Task to complete:
Show every line that has the string "administer" in it.

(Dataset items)
################

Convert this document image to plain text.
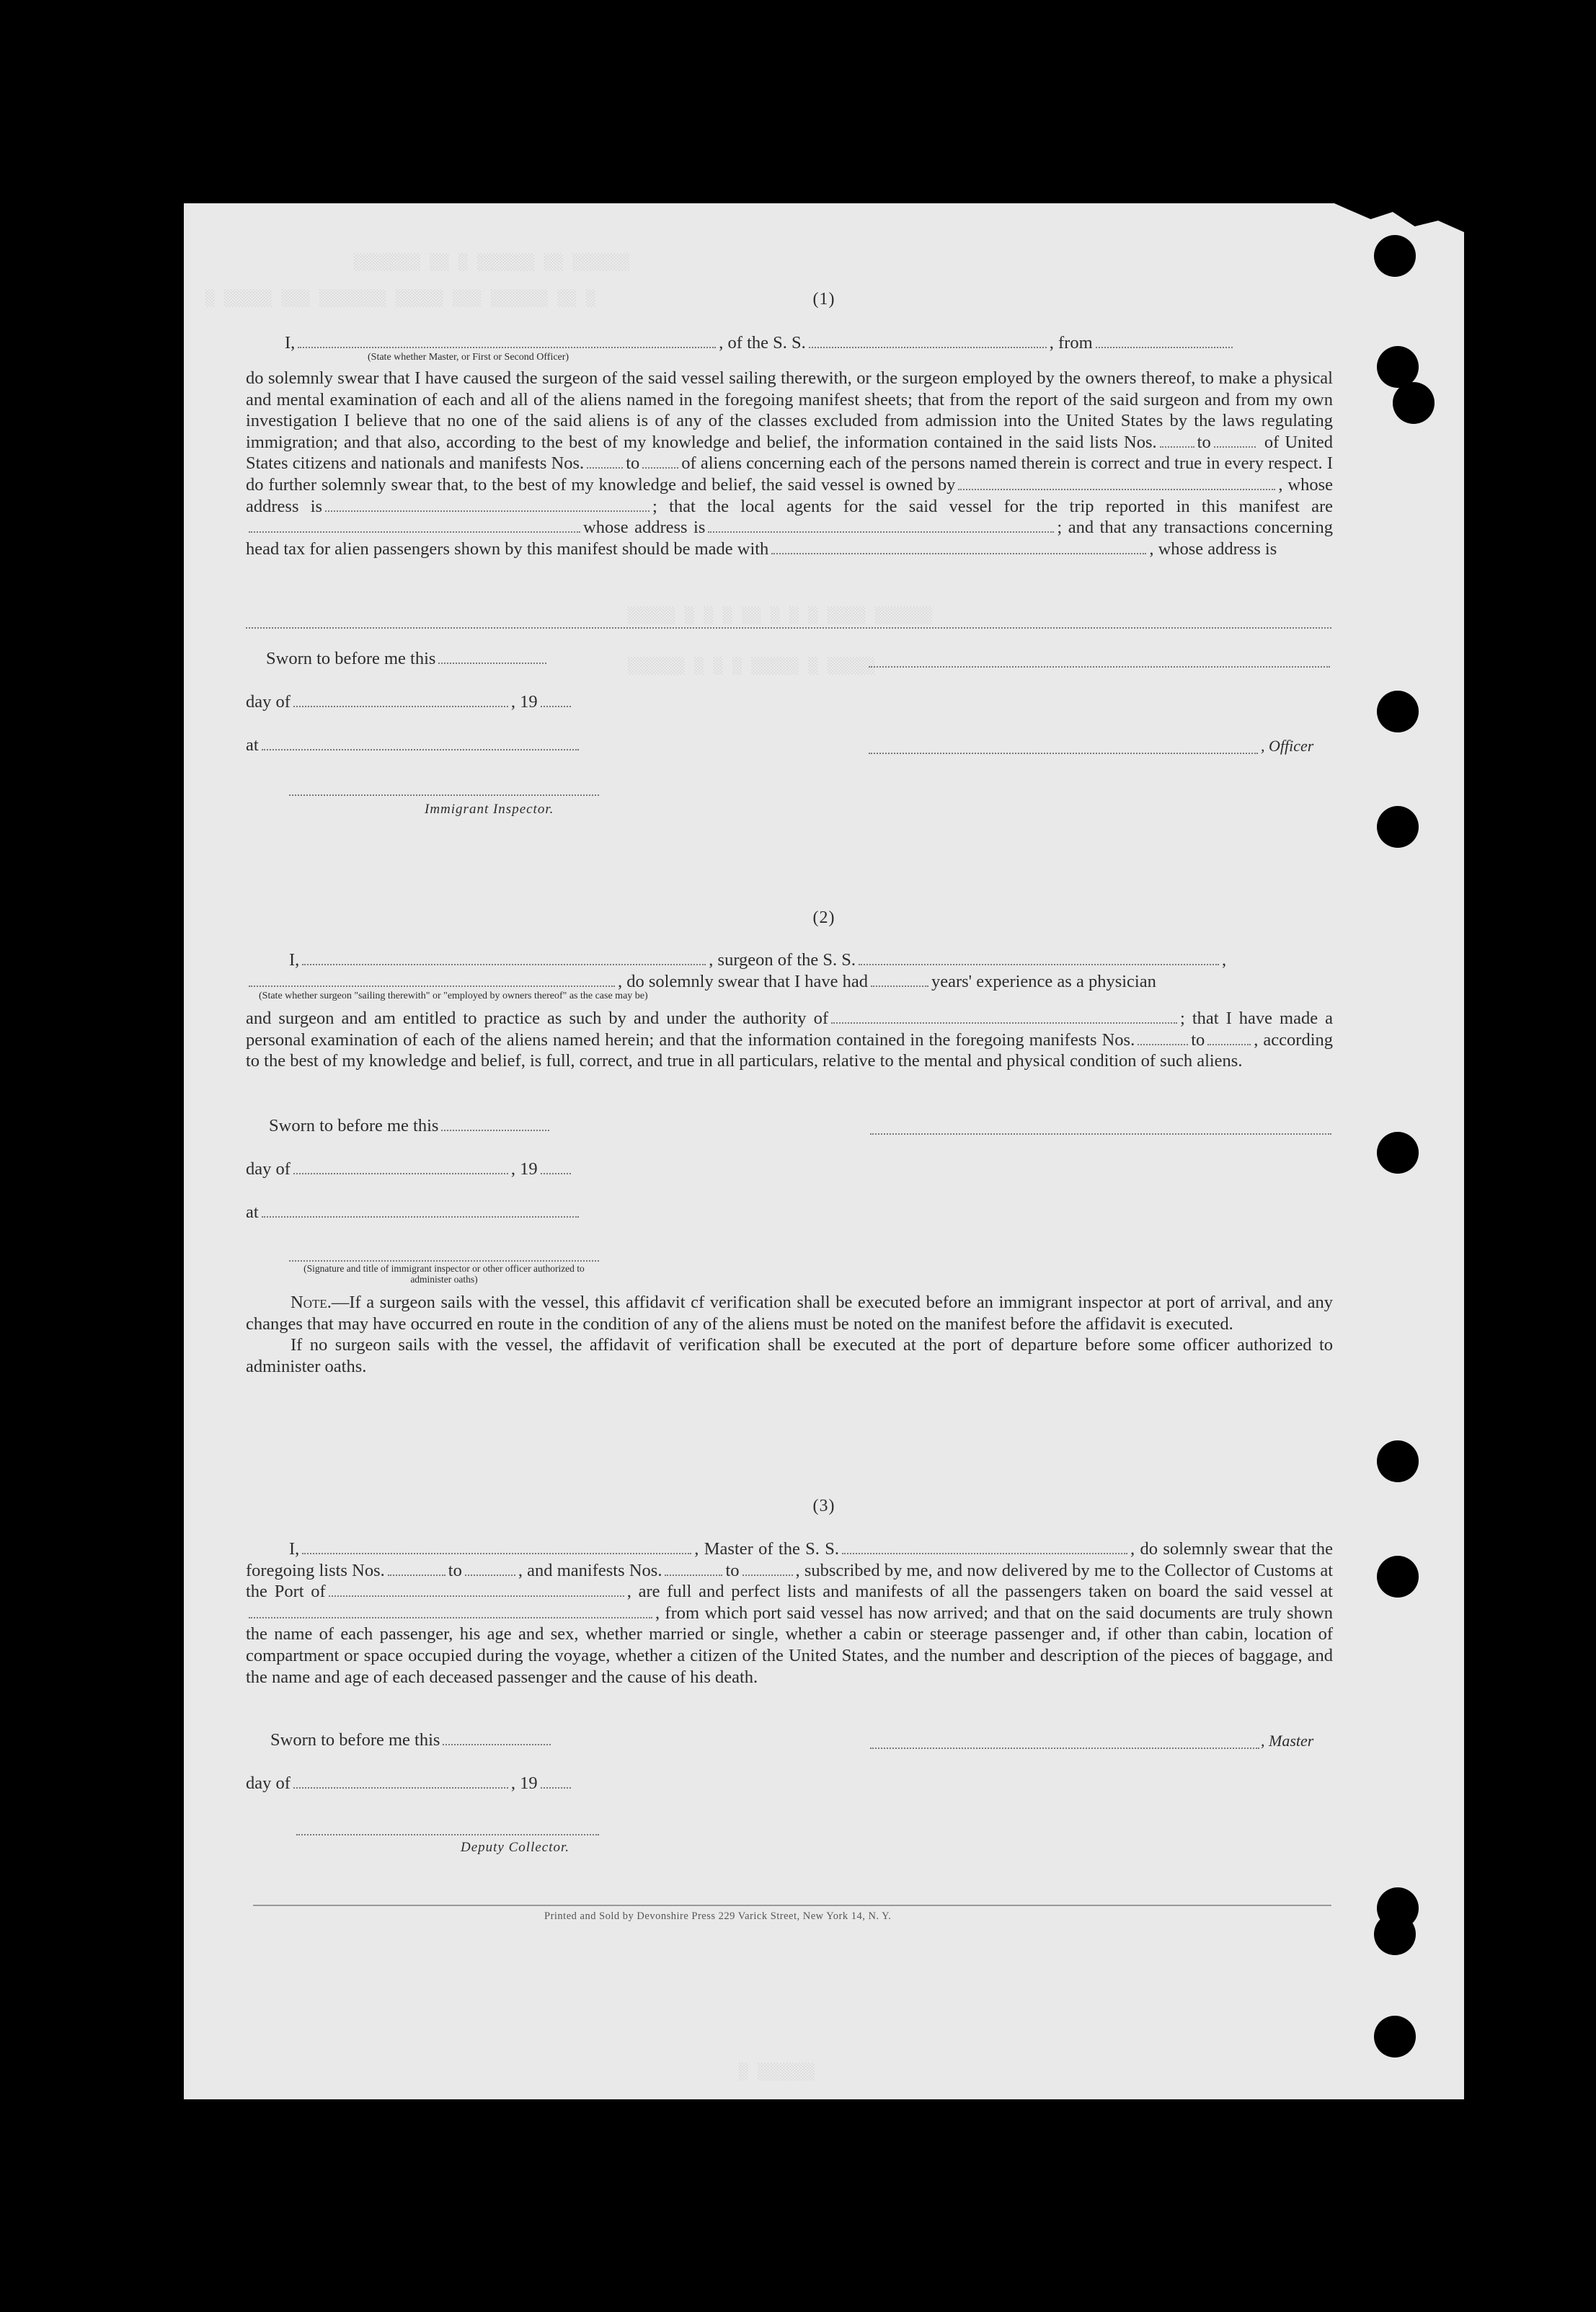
░░░░░░░ ░░ ░ ░░░░░░ ░░ ░░░░░░
░ ░░░░░ ░░░ ░░░░░░░ ░░░░░ ░░░ ░░░░░░ ░░ ░
░░░░░ ░ ░ ░ ░░ ░ ░ ░ ░░░░ ░░░░░░
░░░░░░ ░ ░ ░ ░░░░░ ░ ░░░░░
░ ░░░░░░
(1)
I,	, of the S. S.	, from
(State whether Master, or First or Second Officer)

do solemnly swear that I have caused the surgeon of the said vessel sailing therewith, or the surgeon employed by the owners thereof, to make a physical and mental examination of each and all of the aliens named in the foregoing manifest sheets; that from the report of the said surgeon and from my own investigation I believe that no one of the said aliens is of any of the classes excluded from admission into the United States by the laws regulating immigration; and that also, according to the best of my knowledge and belief, the information contained in the said lists Nos. to	of United States citizens and nationals and manifests Nos. to of aliens concerning each of the persons named therein is correct and true in every respect. I do further solemnly swear that, to the best of my knowledge and belief, the said vessel is owned by	, whose address is	; that the local agents for the said vessel for the trip reported in this manifest arewhose address is	; and that any transactions concerning head tax for alien passengers shown by this manifest should be made with	, whose address is

Sworn to before me this
day of	, 19
at	, Officer
Immigrant Inspector.
(2)
I,	, surgeon of the S. S.	,
, do solemnly swear that I have had	years' experience as a physician
(State whether surgeon "sailing therewith" or "employed by owners thereof" as the case may be)

and surgeon and am entitled to practice as such by and under the authority of	; that I have made a personal examination of each of the aliens named herein; and that the information contained in the foregoing manifests Nos.	to	, according to the best of my knowledge and belief, is full, correct, and true in all particulars, relative to the mental and physical condition of such aliens.

Sworn to before me this
day of	, 19
at
(Signature and title of immigrant inspector or other officer authorized to administer oaths)

Note.—If a surgeon sails with the vessel, this affidavit cf verification shall be executed before an immigrant inspector at port of arrival, and any changes that may have occurred en route in the condition of any of the aliens must be noted on the manifest before the affidavit is executed.

If no surgeon sails with the vessel, the affidavit of verification shall be executed at the port of departure before some officer authorized to administer oaths.

(3)

I,	, Master of the S. S.	, do solemnly swear that the foregoing lists Nos.	to	, and manifests Nos.	to	, subscribed by me, and now delivered by me to the Collector of Customs at the Port of	, are full and perfect lists and manifests of all the passengers taken on board the said vessel at, from which port said vessel has now arrived; and that on the said documents are truly shown the name of each passenger, his age and sex, whether married or single, whether a cabin or steerage passenger and, if other than cabin, location of compartment or space occupied during the voyage, whether a citizen of the United States, and the number and description of the pieces of baggage, and the name and age of each deceased passenger and the cause of his death.

Sworn to before me this	, Master
day of	, 19
Deputy Collector.
Printed and Sold by Devonshire Press 229 Varick Street, New York 14, N. Y.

################

Expected answer:
(Signature and title of immigrant inspector or other officer authorized to administer oaths)
If no surgeon sails with the vessel, the affidavit of verification shall be executed at the port of departure before some officer authorized to administer oaths.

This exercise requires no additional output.